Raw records
·····

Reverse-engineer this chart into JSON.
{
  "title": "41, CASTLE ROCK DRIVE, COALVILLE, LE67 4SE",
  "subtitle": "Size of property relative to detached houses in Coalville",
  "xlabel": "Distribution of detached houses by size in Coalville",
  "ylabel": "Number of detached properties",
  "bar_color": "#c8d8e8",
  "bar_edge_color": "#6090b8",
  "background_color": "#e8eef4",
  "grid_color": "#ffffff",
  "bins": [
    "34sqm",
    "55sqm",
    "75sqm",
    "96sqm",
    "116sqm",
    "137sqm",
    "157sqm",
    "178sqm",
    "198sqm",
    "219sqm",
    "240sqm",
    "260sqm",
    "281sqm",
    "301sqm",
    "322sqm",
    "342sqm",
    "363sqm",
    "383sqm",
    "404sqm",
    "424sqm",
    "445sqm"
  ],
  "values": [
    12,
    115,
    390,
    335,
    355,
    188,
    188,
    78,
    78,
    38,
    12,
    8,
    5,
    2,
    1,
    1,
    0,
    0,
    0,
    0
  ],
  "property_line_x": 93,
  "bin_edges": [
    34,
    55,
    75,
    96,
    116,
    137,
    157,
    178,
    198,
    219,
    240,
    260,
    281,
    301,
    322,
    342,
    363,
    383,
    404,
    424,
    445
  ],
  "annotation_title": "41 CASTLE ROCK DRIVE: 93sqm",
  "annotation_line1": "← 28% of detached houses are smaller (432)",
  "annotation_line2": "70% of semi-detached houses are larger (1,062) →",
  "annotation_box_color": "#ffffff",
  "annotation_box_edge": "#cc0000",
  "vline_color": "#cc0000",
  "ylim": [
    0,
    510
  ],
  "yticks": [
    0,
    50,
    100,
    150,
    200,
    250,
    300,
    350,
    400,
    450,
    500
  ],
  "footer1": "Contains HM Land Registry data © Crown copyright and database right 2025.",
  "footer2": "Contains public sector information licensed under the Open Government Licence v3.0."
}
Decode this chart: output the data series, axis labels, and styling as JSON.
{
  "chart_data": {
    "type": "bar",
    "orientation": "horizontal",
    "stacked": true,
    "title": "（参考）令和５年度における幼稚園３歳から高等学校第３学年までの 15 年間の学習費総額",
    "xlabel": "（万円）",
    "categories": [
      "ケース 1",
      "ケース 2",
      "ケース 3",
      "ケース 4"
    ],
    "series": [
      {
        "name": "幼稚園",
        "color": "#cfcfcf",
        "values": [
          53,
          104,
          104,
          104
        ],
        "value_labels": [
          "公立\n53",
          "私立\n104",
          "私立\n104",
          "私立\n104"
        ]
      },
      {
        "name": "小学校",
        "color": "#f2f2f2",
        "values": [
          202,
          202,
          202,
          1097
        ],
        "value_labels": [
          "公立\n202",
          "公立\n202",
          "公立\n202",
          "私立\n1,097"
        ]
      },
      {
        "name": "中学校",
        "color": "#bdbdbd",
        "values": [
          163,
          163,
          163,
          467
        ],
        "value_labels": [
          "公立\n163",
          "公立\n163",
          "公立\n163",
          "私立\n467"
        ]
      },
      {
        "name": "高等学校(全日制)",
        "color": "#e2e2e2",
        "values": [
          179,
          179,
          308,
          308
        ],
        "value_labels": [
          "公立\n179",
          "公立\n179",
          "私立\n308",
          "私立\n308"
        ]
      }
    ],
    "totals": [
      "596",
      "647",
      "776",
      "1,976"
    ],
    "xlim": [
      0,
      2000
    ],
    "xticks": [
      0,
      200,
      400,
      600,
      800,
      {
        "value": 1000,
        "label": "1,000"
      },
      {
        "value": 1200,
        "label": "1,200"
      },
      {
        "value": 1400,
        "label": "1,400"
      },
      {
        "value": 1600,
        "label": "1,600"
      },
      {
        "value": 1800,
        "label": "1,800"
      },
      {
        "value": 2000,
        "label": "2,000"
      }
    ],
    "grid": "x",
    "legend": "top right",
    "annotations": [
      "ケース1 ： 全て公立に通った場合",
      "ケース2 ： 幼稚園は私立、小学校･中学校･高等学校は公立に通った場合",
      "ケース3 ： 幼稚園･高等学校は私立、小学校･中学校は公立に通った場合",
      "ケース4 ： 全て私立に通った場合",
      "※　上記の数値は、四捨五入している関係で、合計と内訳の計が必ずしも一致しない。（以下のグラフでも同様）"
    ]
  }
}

·····

* Requirements *
Show every line in the entries where the string "Contains" occurs.

* Answer to the exercise *
  "footer1": "Contains HM Land Registry data © Crown copyright and database right 2025.",
  "footer2": "Contains public sector information licensed under the Open Government Licence v3.0."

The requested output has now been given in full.